# [EXCERPTED TEXT]
# # # # #

I still haven't read through and understood the whole thing, but I'm actually making progress with every reread.

Saturday, January 28, 2012

Composition and Concatenative Languages

Two of the most basic things one might do with a function is to apply is to an argument and compose it with another function. Application is a function app:(a->b)->a->b, while composition is compose:(a->b)->(b->c)->a->c.

In Haskell the whitespace character indicates application, so "f a" is f applied to a, and "f a b" is f applied to a, and "f a" applied to b. This works since functions are automatically curried, so if f may have the type A->B->C with a:A and b:B then f a b : C. In a concatenative language, whitespace indicates composition, and arguments such as constants are considered functions, so for example the number 1 is a functions ()->N, a function of no arguments returning a single number. Then an expression "a f" has type ()->A composed with (A->B)->B, resulting in a function of type ()->B.

Interestingly, a concatenative expression can be translated to applicative form very easily- by translating it into a series of compositions of functions that take continuations. I imagine that this would make it pretty easy to typecheck them by translating them to lambda terms and type checking the resulting term. I'm not sure it works out nicely in all cases or in the presence of more complex expressions, so this is an investigation of the concept. The reason I'm skeptical is that I've seen some people discussing the difficulties in typing such languages, so I doubt that putting them in continuation passing style is enough to solve these problems.

I'm particularly interested in either pure functional concatenative language and simple ones that can easily be used to generate code for, say, a microcontroller. The syntax makes it easy to do lexical analysis, the semantics are particularly easy to implement in a forth-style runtime, and more complex runtime systems are possible.

# # # # #

# [PROBLEMS TO SOLVE]
1 > According to the post on composition and concatenative languages, why does the writer doubt that translating concatenative expressions into continuation passing style will solve the typing problems?
2 > Please reproduce the stretch of the composition post from "Interestingly, a concatenative" through "solve these problems.", renaming "lambda terms" to "lambda expressions".

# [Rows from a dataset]
# # # # #

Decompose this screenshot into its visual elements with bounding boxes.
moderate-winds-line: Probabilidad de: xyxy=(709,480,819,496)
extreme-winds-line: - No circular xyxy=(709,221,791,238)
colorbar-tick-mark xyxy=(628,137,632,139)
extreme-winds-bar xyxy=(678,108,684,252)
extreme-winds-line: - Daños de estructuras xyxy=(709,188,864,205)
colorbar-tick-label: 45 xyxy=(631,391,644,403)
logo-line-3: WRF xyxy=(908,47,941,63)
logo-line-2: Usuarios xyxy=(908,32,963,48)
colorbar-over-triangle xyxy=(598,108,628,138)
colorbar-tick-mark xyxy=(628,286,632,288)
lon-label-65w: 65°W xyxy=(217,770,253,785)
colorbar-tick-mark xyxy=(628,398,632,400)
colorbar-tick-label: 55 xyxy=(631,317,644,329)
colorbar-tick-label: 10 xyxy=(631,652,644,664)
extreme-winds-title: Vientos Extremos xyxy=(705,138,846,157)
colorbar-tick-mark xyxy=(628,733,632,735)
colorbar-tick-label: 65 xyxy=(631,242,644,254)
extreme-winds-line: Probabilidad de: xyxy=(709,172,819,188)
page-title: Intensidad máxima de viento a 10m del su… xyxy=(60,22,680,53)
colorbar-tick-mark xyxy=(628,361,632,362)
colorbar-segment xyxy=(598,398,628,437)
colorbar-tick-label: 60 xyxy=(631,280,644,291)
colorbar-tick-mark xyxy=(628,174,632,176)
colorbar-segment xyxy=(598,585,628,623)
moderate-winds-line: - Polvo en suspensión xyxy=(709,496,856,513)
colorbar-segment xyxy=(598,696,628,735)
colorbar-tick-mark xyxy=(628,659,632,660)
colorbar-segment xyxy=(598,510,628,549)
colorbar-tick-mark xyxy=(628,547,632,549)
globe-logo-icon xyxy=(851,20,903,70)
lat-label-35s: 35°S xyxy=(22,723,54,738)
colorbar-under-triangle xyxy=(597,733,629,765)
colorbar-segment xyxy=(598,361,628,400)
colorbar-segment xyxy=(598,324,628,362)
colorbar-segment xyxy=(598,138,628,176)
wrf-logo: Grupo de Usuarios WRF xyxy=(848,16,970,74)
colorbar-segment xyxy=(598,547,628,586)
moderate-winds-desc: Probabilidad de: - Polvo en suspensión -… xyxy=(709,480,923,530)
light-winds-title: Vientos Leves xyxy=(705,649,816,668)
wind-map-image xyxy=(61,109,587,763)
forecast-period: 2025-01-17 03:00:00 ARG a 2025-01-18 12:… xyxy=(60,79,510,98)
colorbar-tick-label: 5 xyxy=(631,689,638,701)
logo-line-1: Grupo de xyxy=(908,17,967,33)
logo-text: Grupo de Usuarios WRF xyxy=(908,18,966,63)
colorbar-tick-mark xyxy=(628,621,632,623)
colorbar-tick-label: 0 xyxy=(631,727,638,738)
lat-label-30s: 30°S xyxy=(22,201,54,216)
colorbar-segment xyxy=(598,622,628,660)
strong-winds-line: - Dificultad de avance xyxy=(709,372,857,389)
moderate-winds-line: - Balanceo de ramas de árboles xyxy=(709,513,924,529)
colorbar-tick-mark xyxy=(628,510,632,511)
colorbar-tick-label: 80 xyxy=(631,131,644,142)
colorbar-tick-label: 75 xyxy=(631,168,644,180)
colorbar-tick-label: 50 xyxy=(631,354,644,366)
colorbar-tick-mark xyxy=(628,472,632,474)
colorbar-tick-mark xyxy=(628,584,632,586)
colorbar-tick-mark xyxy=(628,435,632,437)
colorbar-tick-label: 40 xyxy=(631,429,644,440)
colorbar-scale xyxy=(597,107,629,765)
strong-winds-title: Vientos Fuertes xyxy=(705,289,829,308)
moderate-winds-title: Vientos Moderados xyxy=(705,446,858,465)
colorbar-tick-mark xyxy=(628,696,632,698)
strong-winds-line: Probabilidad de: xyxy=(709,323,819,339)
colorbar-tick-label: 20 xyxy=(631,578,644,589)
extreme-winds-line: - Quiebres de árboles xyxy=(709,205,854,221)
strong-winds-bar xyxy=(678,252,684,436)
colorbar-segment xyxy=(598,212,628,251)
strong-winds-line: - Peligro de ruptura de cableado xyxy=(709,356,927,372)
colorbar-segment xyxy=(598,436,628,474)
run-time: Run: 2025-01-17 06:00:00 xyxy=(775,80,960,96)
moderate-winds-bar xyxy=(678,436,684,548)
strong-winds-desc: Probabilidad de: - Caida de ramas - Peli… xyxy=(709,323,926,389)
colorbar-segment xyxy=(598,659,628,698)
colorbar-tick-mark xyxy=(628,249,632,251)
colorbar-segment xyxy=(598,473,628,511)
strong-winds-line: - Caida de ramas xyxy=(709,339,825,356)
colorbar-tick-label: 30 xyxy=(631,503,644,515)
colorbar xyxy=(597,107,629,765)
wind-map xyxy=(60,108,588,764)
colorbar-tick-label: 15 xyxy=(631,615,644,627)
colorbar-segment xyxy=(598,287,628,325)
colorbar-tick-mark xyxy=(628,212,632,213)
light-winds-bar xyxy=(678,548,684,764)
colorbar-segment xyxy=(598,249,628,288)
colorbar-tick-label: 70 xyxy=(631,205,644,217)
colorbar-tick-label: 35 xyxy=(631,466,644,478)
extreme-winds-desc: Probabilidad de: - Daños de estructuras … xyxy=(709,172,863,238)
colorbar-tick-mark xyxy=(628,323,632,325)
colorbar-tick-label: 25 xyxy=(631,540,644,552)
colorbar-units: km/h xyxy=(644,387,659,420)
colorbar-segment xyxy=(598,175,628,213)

# # # # #

# [WRITTEN ANSWERS]
1 > The writer has seen some people discussing the difficulties in typing such languages. That makes the writer doubt that putting them in continuation passing style is enough to solve those problems.

2 >
Interestingly, a concatenative expression can be translated to applicative form very easily- by translating it into a series of compositions of functions that take continuations. I imagine that this would make it pretty easy to typecheck them by translating them to lambda expressions and type checking the resulting term. I'm not sure it works out nicely in all cases or in the presence of more complex expressions, so this is an investigation of the concept. The reason I'm skeptical is that I've seen some people discussing the difficulties in typing such languages, so I doubt that putting them in continuation passing style is enough to solve these problems.